Okunacak Metin:
------------------------------------------------

Dolayısıyla sorun, zincirleme bir problemdir. Zamanın bir diliminde, bir mistik bir tez geliştirir. Bu vahdet-i vücud, hakikat-ı muhammediye, fena vs. gibi İslam’ın zahirinde ifadesini bulamayan bir kavram olabilir. Bu tez, bir sonraki mistik için a priori bir bilgi olarak sorgulanmadan kabul edilir. Bu, zincirleme olarak devam eder ve kümülatif, eklektik bir sistem gelişir. Örneğin vahdet-i vücut düşüncesinden koskoca bir “varlık hiyerarşisi”, “sudur felsefesi” ortaya çıktığında, kimse asırlar öncesine giderek bu “kabullenme”nin temelini sorgulamaz. Zaten içinde yaşadığı mistik zevk o yöndeki bütün teşvikleri baş aşağı etmiştir. Sufi halinden memnundur ve bunun bozulmasını istemez. Tarihteki veya sistemindeki “zirve” kişilerin aynı ifadeleri terennüm etmesi, onun için artık bir “urve-i vuska (!)” oluşturmuştur.

------------------------------------------------

(Veri girdileri)
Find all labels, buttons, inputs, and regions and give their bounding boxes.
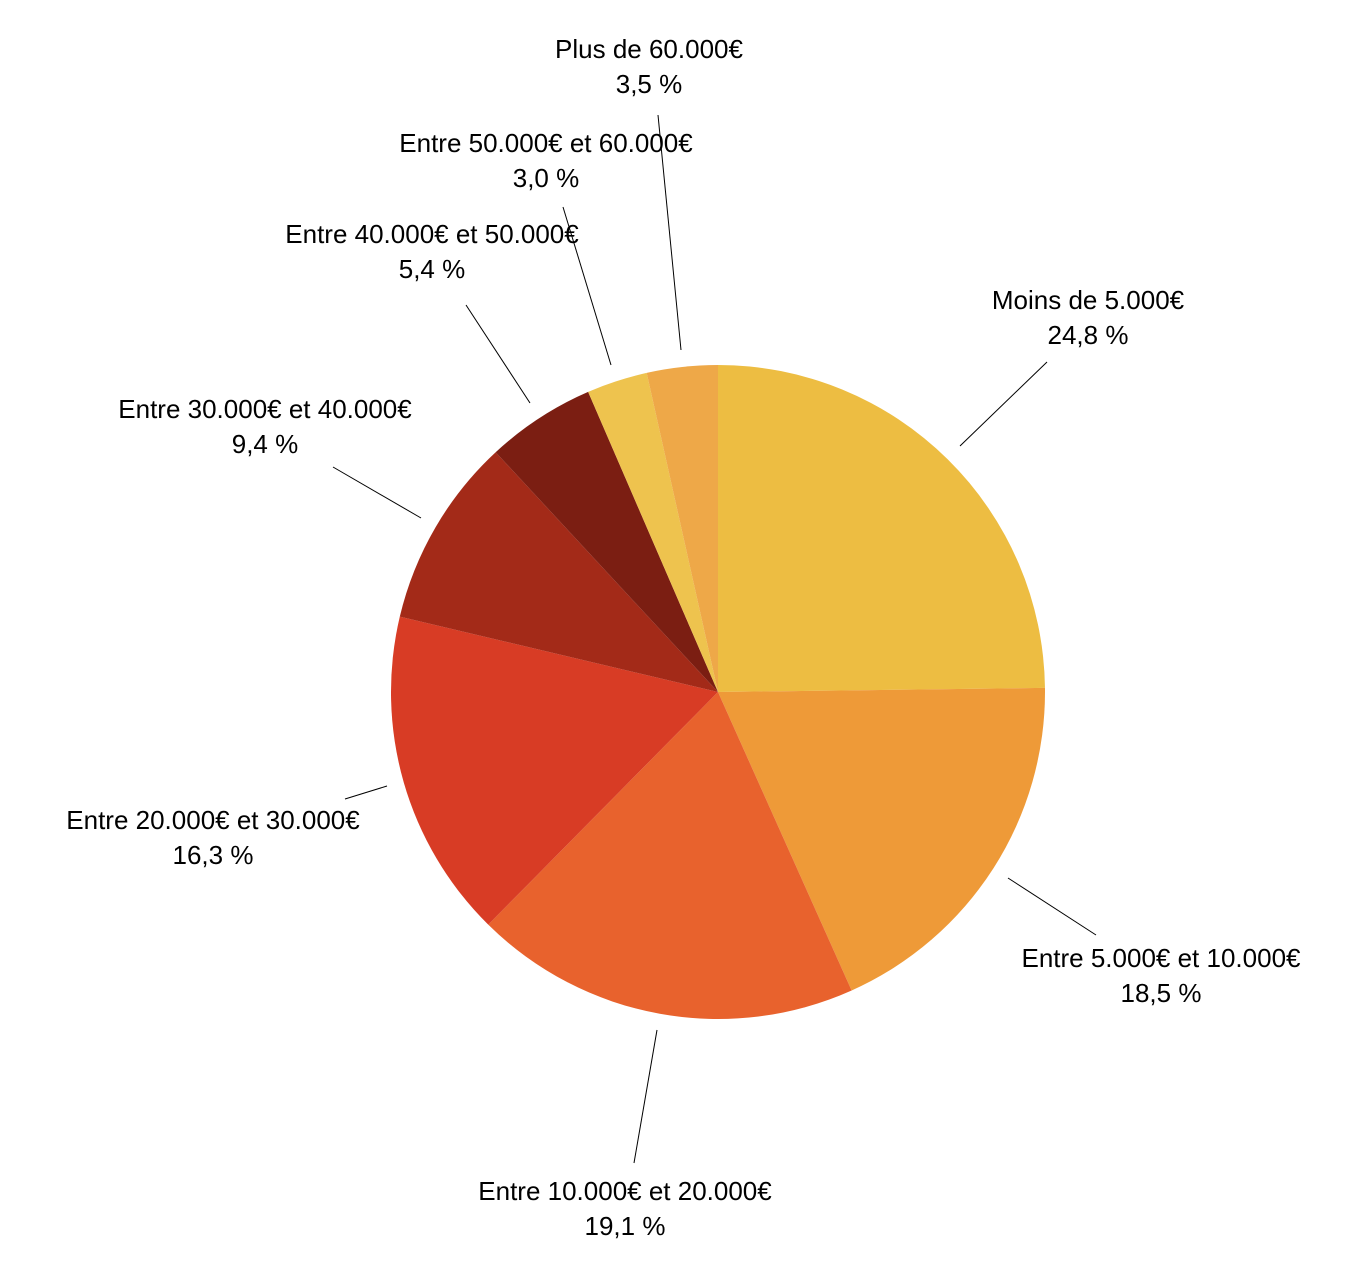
- value-label: 3,5 %: [616, 69, 683, 99]
- slice-label: Entre 10.000€ et 20.000€: [478, 1176, 772, 1206]
- slice-label: Entre 5.000€ et 10.000€: [1021, 943, 1301, 973]
- slice-label: Plus de 60.000€: [555, 34, 743, 64]
- leader-line: [1007, 877, 1097, 936]
- pie-slice: [399, 452, 718, 692]
- slice-label: Entre 40.000€ et 50.000€: [285, 219, 579, 249]
- slice-label: Entre 50.000€ et 60.000€: [399, 128, 693, 158]
- leader-line: [562, 206, 612, 366]
- value-label: 5,4 %: [399, 254, 466, 284]
- slice-label: Moins de 5.000€: [992, 285, 1185, 315]
- value-label: 3,0 %: [513, 163, 580, 193]
- leader-line: [657, 114, 682, 351]
- pie-slice: [391, 616, 718, 925]
- pie-slice: [495, 391, 718, 692]
- value-label: 9,4 %: [232, 429, 299, 459]
- leader-line: [633, 1029, 658, 1164]
- leader-line: [465, 304, 531, 404]
- pie-slice: [588, 372, 718, 692]
- value-label: 16,3 %: [173, 840, 254, 870]
- pie-slice: [718, 687, 1045, 991]
- slice-label: Entre 30.000€ et 40.000€: [118, 394, 412, 424]
- value-label: 19,1 %: [585, 1211, 666, 1241]
- leader-line: [332, 466, 422, 519]
- value-label: 24,8 %: [1048, 320, 1129, 350]
- pie-slice: [646, 365, 718, 692]
- leader-line: [959, 361, 1048, 447]
- leader-line: [344, 785, 388, 800]
- pie-slice: [718, 365, 1045, 692]
- pie-slice: [488, 692, 852, 1019]
- slice-label: Entre 20.000€ et 30.000€: [66, 805, 360, 835]
- value-label: 18,5 %: [1121, 978, 1202, 1008]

------------------------------------------------

İstenenler:
1. Kayıtlarda "- value-label: 3,5 %: [616, 69, 683, 99]" içeren satır ile "- slice-label: Moins" içeren satır arasındaki satırları, bu iki satır da dahil, yeniden yazın.
2. Lütfen tasavvuftaki sorgusuz kabullenme zincirini anlatan metni son cümlesinden sonra sürdürün.
Metin ile kayıtlar birbirinden bağımsızdır.

Görevlere Göre Yanıtlar:
1.
- value-label: 3,5 %: [616, 69, 683, 99]
- slice-label: Entre 10.000€ et 20.000€: [478, 1176, 772, 1206]
- slice-label: Entre 5.000€ et 10.000€: [1021, 943, 1301, 973]
- slice-label: Plus de 60.000€: [555, 34, 743, 64]
- leader-line: [1007, 877, 1097, 936]
- pie-slice: [399, 452, 718, 692]
- slice-label: Entre 40.000€ et 50.000€: [285, 219, 579, 249]
- slice-label: Entre 50.000€ et 60.000€: [399, 128, 693, 158]
- leader-line: [562, 206, 612, 366]
- value-label: 5,4 %: [399, 254, 466, 284]
- slice-label: Moins de 5.000€: [992, 285, 1185, 315]

2.
Bugün İslam dünyasında öze dönüş eğilimleri güç kazanmıştır. Kur’ana dönüş, her sahada kendini hissettirmektedir. Tasavvuf kendisini bundan azade görmemeli ve bilgi sistemine, bunu oluşturan tarihine eleştirel yaklaşmalı ve kendisiyle yüzleşmelidir. Kimse doğru ile yüzleşmekten sakınmamalıdır, çünkü öte dünyada mutlak bir yüzleşme ile zaten karşılaşacaktır, “bütün sırların ortaya serileceği gün” (Tarık, 9).

 

Fatih M. Tiyanşan'ın itirazı:

*Din bir öğreti değildir. Çünkü öğreti, bilimsel bir görüşü oluşturan ilkeler ve dogmalar bütünüdür. Bu anlamıyla din, bilimsel bir bakış açısıyla yorumlanamaz. Dogmalar bütünü olmaktan uzaktır. Dogma, “nass” ile kavramsal olarak aynı düzlemde değildir.

*Dine dair normatif bir yaklaşımdan da söz edilemez. Zîra bu pozitif bir bakış açısıdır. Ancak bir bilim dalına ait normlardan söz edilebilir. Din ise bir bilim dalı değildir.

*Dinin epistemelojik bir temel üzerine kurulu olması düşünülemez. Epistemeoloji bir bilim dalına ait bilgilerin geçerliliğini inceler. Dinin pozitif anlamda bir bilgi temeline dayandığını söylemek için yine bilimsel bir bakışla yorum yapmak gerekir ki, bu da yukarıda bahsettiğimiz sebeplerden ötürü doğru olamaz.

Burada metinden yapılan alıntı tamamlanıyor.